**REQUIRED TASK:** Reproduce the lines of the material exactly, excluding every image.

Data excerpts:
<<<<

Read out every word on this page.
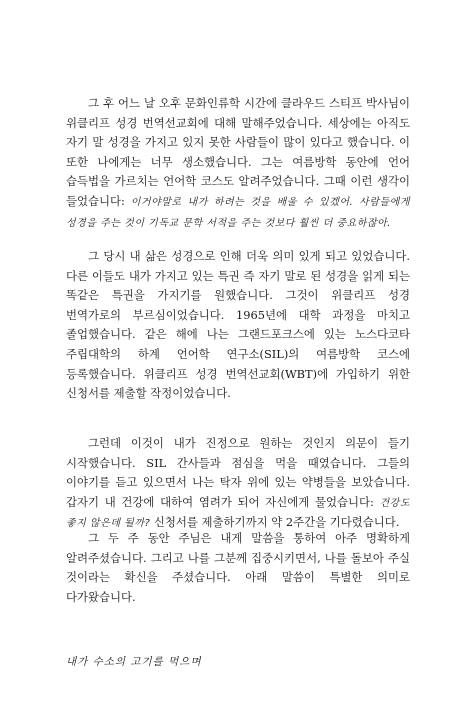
그 후 어느 날 오후 문화인류학 시간에 클라우드 스티프 박사님이 위클리프 성경 번역선교회에 대해 말해주었습니다. 세상에는 아직도 자기 말 성경을 가지고 있지 못한 사람들이 많이 있다고 했습니다. 이 또한 나에게는 너무 생소했습니다. 그는 여름방학 동안에 언어 습득법을 가르치는 언어학 코스도 알려주었습니다. 그때 이런 생각이 들었습니다: 이거야말로 내가 하려는 것을 배울 수 있겠어. 사람들에게 성경을 주는 것이 기독교 문학 서적을 주는 것보다 훨씬 더 중요하잖아.

그 당시 내 삶은 성경으로 인해 더욱 의미 있게 되고 있었습니다. 다른 이들도 내가 가지고 있는 특권 즉 자기 말로 된 성경을 읽게 되는 똑같은 특권을 가지기를 원했습니다. 그것이 위클리프 성경 번역가로의 부르심이었습니다. 1965년에 대학 과정을 마치고 졸업했습니다. 같은 해에 나는 그랜드포크스에 있는 노스다코타 주립대학의 하계 언어학 연구소(SIL)의 여름방학 코스에 등록했습니다. 위클리프 성경 번역선교회(WBT)에 가입하기 위한 신청서를 제출할 작정이었습니다.

그런데 이것이 내가 진정으로 원하는 것인지 의문이 들기 시작했습니다. SIL 간사들과 점심을 먹을 때였습니다. 그들의 이야기를 듣고 있으면서 나는 탁자 위에 있는 약병들을 보았습니다. 갑자기 내 건강에 대하여 염려가 되어 자신에게 물었습니다: 건강도 좋지 않은데 될까? 신청서를 제출하기까지 약 2주간을 기다렸습니다.

그 두 주 동안 주님은 내게 말씀을 통하여 아주 명확하게 알려주셨습니다. 그리고 나를 그분께 집중시키면서, 나를 돌보아 주실 것이라는 확신을 주셨습니다. 아래 말씀이 특별한 의미로 다가왔습니다.

내가 수소의 고기를 먹으며
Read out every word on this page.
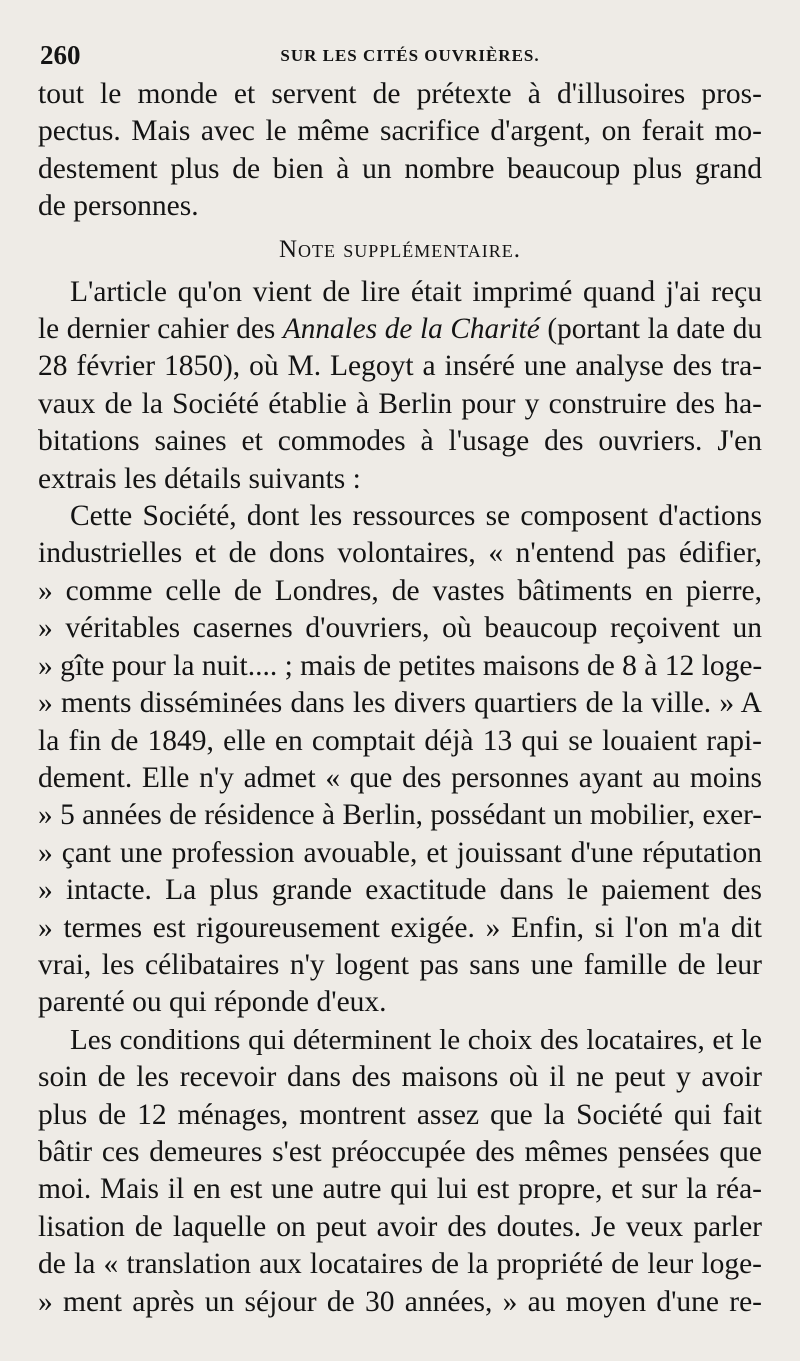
260	SUR LES CITÉS OUVRIÈRES.
tout le monde et servent de prétexte à d'illusoires pros-
pectus. Mais avec le même sacrifice d'argent, on ferait mo-
destement plus de bien à un nombre beaucoup plus grand
de personnes.
Note supplémentaire.
L'article qu'on vient de lire était imprimé quand j'ai reçu
le dernier cahier des Annales de la Charité (portant la date du
28 février 1850), où M. Legoyt a inséré une analyse des tra-
vaux de la Société établie à Berlin pour y construire des ha-
bitations saines et commodes à l'usage des ouvriers. J'en
extrais les détails suivants :
Cette Société, dont les ressources se composent d'actions
industrielles et de dons volontaires, « n'entend pas édifier,
» comme celle de Londres, de vastes bâtiments en pierre,
» véritables casernes d'ouvriers, où beaucoup reçoivent un
» gîte pour la nuit.... ; mais de petites maisons de 8 à 12 loge-
» ments disséminées dans les divers quartiers de la ville. » A
la fin de 1849, elle en comptait déjà 13 qui se louaient rapi-
dement. Elle n'y admet « que des personnes ayant au moins
» 5 années de résidence à Berlin, possédant un mobilier, exer-
» çant une profession avouable, et jouissant d'une réputation
» intacte. La plus grande exactitude dans le paiement des
» termes est rigoureusement exigée. » Enfin, si l'on m'a dit
vrai, les célibataires n'y logent pas sans une famille de leur
parenté ou qui réponde d'eux.
Les conditions qui déterminent le choix des locataires, et le
soin de les recevoir dans des maisons où il ne peut y avoir
plus de 12 ménages, montrent assez que la Société qui fait
bâtir ces demeures s'est préoccupée des mêmes pensées que
moi. Mais il en est une autre qui lui est propre, et sur la réa-
lisation de laquelle on peut avoir des doutes. Je veux parler
de la « translation aux locataires de la propriété de leur loge-
» ment après un séjour de 30 années, » au moyen d'une re-
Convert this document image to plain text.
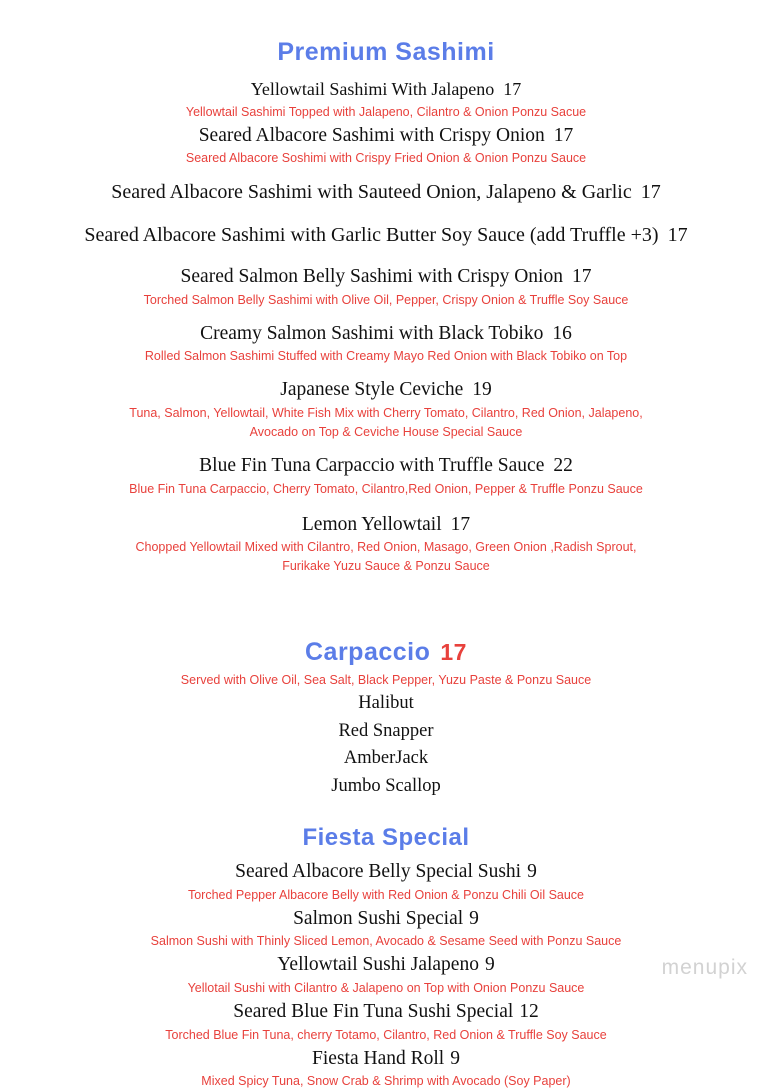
Premium Sashimi
Yellowtail Sashimi With Jalapeno 17
Yellowtail Sashimi Topped with Jalapeno, Cilantro & Onion Ponzu Sacue
Seared Albacore Sashimi with Crispy Onion 17
Seared Albacore Soshimi with Crispy Fried Onion & Onion Ponzu Sauce
Seared Albacore Sashimi with Sauteed Onion, Jalapeno & Garlic 17
Seared Albacore Sashimi with Garlic Butter Soy Sauce (add Truffle +3) 17
Seared Salmon Belly Sashimi with Crispy Onion 17
Torched Salmon Belly Sashimi with Olive Oil, Pepper, Crispy Onion & Truffle Soy Sauce
Creamy Salmon Sashimi with Black Tobiko 16
Rolled Salmon Sashimi Stuffed with Creamy Mayo Red Onion with Black Tobiko on Top
Japanese Style Ceviche 19
Tuna, Salmon, Yellowtail, White Fish Mix with Cherry Tomato, Cilantro, Red Onion, Jalapeno, Avocado on Top & Ceviche House Special Sauce
Blue Fin Tuna Carpaccio with Truffle Sauce 22
Blue Fin Tuna Carpaccio, Cherry Tomato, Cilantro,Red Onion, Pepper & Truffle Ponzu Sauce
Lemon Yellowtail 17
Chopped Yellowtail Mixed with Cilantro, Red Onion, Masago, Green Onion ,Radish Sprout, Furikake Yuzu Sauce & Ponzu Sauce
Carpaccio 17
Served with Olive Oil, Sea Salt, Black Pepper, Yuzu Paste & Ponzu Sauce
Halibut
Red Snapper
AmberJack
Jumbo Scallop
Fiesta Special
Seared Albacore Belly Special Sushi 9
Torched Pepper Albacore Belly with Red Onion & Ponzu Chili Oil Sauce
Salmon Sushi Special 9
Salmon Sushi with Thinly Sliced Lemon, Avocado & Sesame Seed with Ponzu Sauce
Yellowtail Sushi Jalapeno 9
Yellotail Sushi with Cilantro & Jalapeno on Top with Onion Ponzu Sauce
Seared Blue Fin Tuna Sushi Special 12
Torched Blue Fin Tuna, cherry Totamo, Cilantro, Red Onion & Truffle Soy Sauce
Fiesta Hand Roll 9
Mixed Spicy Tuna, Snow Crab & Shrimp with Avocado (Soy Paper)
menupix
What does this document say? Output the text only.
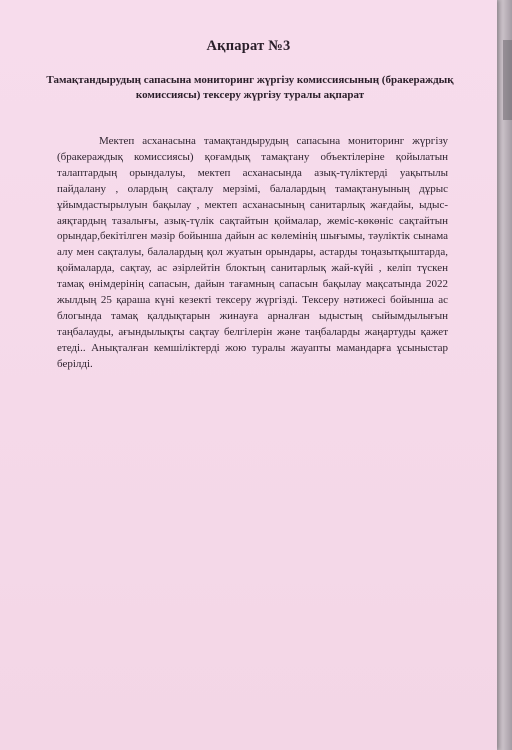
Ақпарат №3
Тамақтандырудың сапасына мониторинг жүргізу комиссиясының (бракераждық комиссиясы) тексеру жүргізу туралы ақпарат

Мектеп асханасына тамақтандырудың сапасына мониторинг жүргізу (бракераждық комиссиясы) қоғамдық тамақтану объектілеріне қойылатын талаптардың орындалуы, мектеп асханасында азық-түліктерді уақытылы пайдалану , олардың сақталу мерзімі, балалардың тамақтануының дұрыс ұйымдастырылуын бақылау , мектеп асханасының санитарлық жағдайы, ыдыс-аяқтардың тазалығы, азық-түлік сақтайтын қоймалар, жеміс-көкөніс сақтайтын орындар,бекітілген мәзір бойынша дайын ас көлемінің шығымы, тәуліктік сынама алу мен сақталуы, балалардың қол жуатын орындары, астарды тоңазытқыштарда, қоймаларда, сақтау, ас әзірлейтін блоктың санитарлық жай-күйі , келіп түскен тамақ өнімдерінің сапасын, дайын тағамның сапасын бақылау мақсатында 2022 жылдың 25 қараша күні кезекті тексеру жүргізді. Тексеру нәтижесі бойынша ас блогында тамақ қалдықтарын жинауға арналған ыдыстың сыйымдылығын таңбалауды, ағындылықты сақтау белгілерін және таңбаларды жаңартуды қажет етеді.. Анықталған кемшіліктерді жою туралы жауапты мамандарға ұсыныстар берілді.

>>>>

**ANSWER FOR THE TASK:**
Read out every word on this page.
그 후 어느 날 오후 문화인류학 시간에 클라우드 스티프 박사님이 위클리프 성경 번역선교회에 대해 말해주었습니다. 세상에는 아직도 자기 말 성경을 가지고 있지 못한 사람들이 많이 있다고 했습니다. 이 또한 나에게는 너무 생소했습니다. 그는 여름방학 동안에 언어 습득법을 가르치는 언어학 코스도 알려주었습니다. 그때 이런 생각이 들었습니다: 이거야말로 내가 하려는 것을 배울 수 있겠어. 사람들에게 성경을 주는 것이 기독교 문학 서적을 주는 것보다 훨씬 더 중요하잖아.

그 당시 내 삶은 성경으로 인해 더욱 의미 있게 되고 있었습니다. 다른 이들도 내가 가지고 있는 특권 즉 자기 말로 된 성경을 읽게 되는 똑같은 특권을 가지기를 원했습니다. 그것이 위클리프 성경 번역가로의 부르심이었습니다. 1965년에 대학 과정을 마치고 졸업했습니다. 같은 해에 나는 그랜드포크스에 있는 노스다코타 주립대학의 하계 언어학 연구소(SIL)의 여름방학 코스에 등록했습니다. 위클리프 성경 번역선교회(WBT)에 가입하기 위한 신청서를 제출할 작정이었습니다.

그런데 이것이 내가 진정으로 원하는 것인지 의문이 들기 시작했습니다. SIL 간사들과 점심을 먹을 때였습니다. 그들의 이야기를 듣고 있으면서 나는 탁자 위에 있는 약병들을 보았습니다. 갑자기 내 건강에 대하여 염려가 되어 자신에게 물었습니다: 건강도 좋지 않은데 될까? 신청서를 제출하기까지 약 2주간을 기다렸습니다.

그 두 주 동안 주님은 내게 말씀을 통하여 아주 명확하게 알려주셨습니다. 그리고 나를 그분께 집중시키면서, 나를 돌보아 주실 것이라는 확신을 주셨습니다. 아래 말씀이 특별한 의미로 다가왔습니다.

내가 수소의 고기를 먹으며
Read out every word on this page.
260	SUR LES CITÉS OUVRIÈRES.
tout le monde et servent de prétexte à d'illusoires pros-
pectus. Mais avec le même sacrifice d'argent, on ferait mo-
destement plus de bien à un nombre beaucoup plus grand
de personnes.
Note supplémentaire.
L'article qu'on vient de lire était imprimé quand j'ai reçu
le dernier cahier des Annales de la Charité (portant la date du
28 février 1850), où M. Legoyt a inséré une analyse des tra-
vaux de la Société établie à Berlin pour y construire des ha-
bitations saines et commodes à l'usage des ouvriers. J'en
extrais les détails suivants :
Cette Société, dont les ressources se composent d'actions
industrielles et de dons volontaires, « n'entend pas édifier,
» comme celle de Londres, de vastes bâtiments en pierre,
» véritables casernes d'ouvriers, où beaucoup reçoivent un
» gîte pour la nuit.... ; mais de petites maisons de 8 à 12 loge-
» ments disséminées dans les divers quartiers de la ville. » A
la fin de 1849, elle en comptait déjà 13 qui se louaient rapi-
dement. Elle n'y admet « que des personnes ayant au moins
» 5 années de résidence à Berlin, possédant un mobilier, exer-
» çant une profession avouable, et jouissant d'une réputation
» intacte. La plus grande exactitude dans le paiement des
» termes est rigoureusement exigée. » Enfin, si l'on m'a dit
vrai, les célibataires n'y logent pas sans une famille de leur
parenté ou qui réponde d'eux.
Les conditions qui déterminent le choix des locataires, et le
soin de les recevoir dans des maisons où il ne peut y avoir
plus de 12 ménages, montrent assez que la Société qui fait
bâtir ces demeures s'est préoccupée des mêmes pensées que
moi. Mais il en est une autre qui lui est propre, et sur la réa-
lisation de laquelle on peut avoir des doutes. Je veux parler
de la « translation aux locataires de la propriété de leur loge-
» ment après un séjour de 30 années, » au moyen d'une re-
Convert this document image to plain text.
Premium Sashimi
Yellowtail Sashimi With Jalapeno 17
Yellowtail Sashimi Topped with Jalapeno, Cilantro & Onion Ponzu Sacue
Seared Albacore Sashimi with Crispy Onion 17
Seared Albacore Soshimi with Crispy Fried Onion & Onion Ponzu Sauce
Seared Albacore Sashimi with Sauteed Onion, Jalapeno & Garlic 17
Seared Albacore Sashimi with Garlic Butter Soy Sauce (add Truffle +3) 17
Seared Salmon Belly Sashimi with Crispy Onion 17
Torched Salmon Belly Sashimi with Olive Oil, Pepper, Crispy Onion & Truffle Soy Sauce
Creamy Salmon Sashimi with Black Tobiko 16
Rolled Salmon Sashimi Stuffed with Creamy Mayo Red Onion with Black Tobiko on Top
Japanese Style Ceviche 19
Tuna, Salmon, Yellowtail, White Fish Mix with Cherry Tomato, Cilantro, Red Onion, Jalapeno, Avocado on Top & Ceviche House Special Sauce
Blue Fin Tuna Carpaccio with Truffle Sauce 22
Blue Fin Tuna Carpaccio, Cherry Tomato, Cilantro,Red Onion, Pepper & Truffle Ponzu Sauce
Lemon Yellowtail 17
Chopped Yellowtail Mixed with Cilantro, Red Onion, Masago, Green Onion ,Radish Sprout, Furikake Yuzu Sauce & Ponzu Sauce
Carpaccio 17
Served with Olive Oil, Sea Salt, Black Pepper, Yuzu Paste & Ponzu Sauce
Halibut
Red Snapper
AmberJack
Jumbo Scallop
Fiesta Special
Seared Albacore Belly Special Sushi 9
Torched Pepper Albacore Belly with Red Onion & Ponzu Chili Oil Sauce
Salmon Sushi Special 9
Salmon Sushi with Thinly Sliced Lemon, Avocado & Sesame Seed with Ponzu Sauce
Yellowtail Sushi Jalapeno 9
Yellotail Sushi with Cilantro & Jalapeno on Top with Onion Ponzu Sauce
Seared Blue Fin Tuna Sushi Special 12
Torched Blue Fin Tuna, cherry Totamo, Cilantro, Red Onion & Truffle Soy Sauce
Fiesta Hand Roll 9
Mixed Spicy Tuna, Snow Crab & Shrimp with Avocado (Soy Paper)
menupix
What does this document say? Output the text only.
Ақпарат №3
Тамақтандырудың сапасына мониторинг жүргізу комиссиясының (бракераждық комиссиясы) тексеру жүргізу туралы ақпарат

Мектеп асханасына тамақтандырудың сапасына мониторинг жүргізу (бракераждық комиссиясы) қоғамдық тамақтану объектілеріне қойылатын талаптардың орындалуы, мектеп асханасында азық-түліктерді уақытылы пайдалану , олардың сақталу мерзімі, балалардың тамақтануының дұрыс ұйымдастырылуын бақылау , мектеп асханасының санитарлық жағдайы, ыдыс-аяқтардың тазалығы, азық-түлік сақтайтын қоймалар, жеміс-көкөніс сақтайтын орындар,бекітілген мәзір бойынша дайын ас көлемінің шығымы, тәуліктік сынама алу мен сақталуы, балалардың қол жуатын орындары, астарды тоңазытқыштарда, қоймаларда, сақтау, ас әзірлейтін блоктың санитарлық жай-күйі , келіп түскен тамақ өнімдерінің сапасын, дайын тағамның сапасын бақылау мақсатында 2022 жылдың 25 қараша күні кезекті тексеру жүргізді. Тексеру нәтижесі бойынша ас блогында тамақ қалдықтарын жинауға арналған ыдыстың сыйымдылығын таңбалауды, ағындылықты сақтау белгілерін және таңбаларды жаңартуды қажет етеді.. Анықталған кемшіліктерді жою туралы жауапты мамандарға ұсыныстар берілді.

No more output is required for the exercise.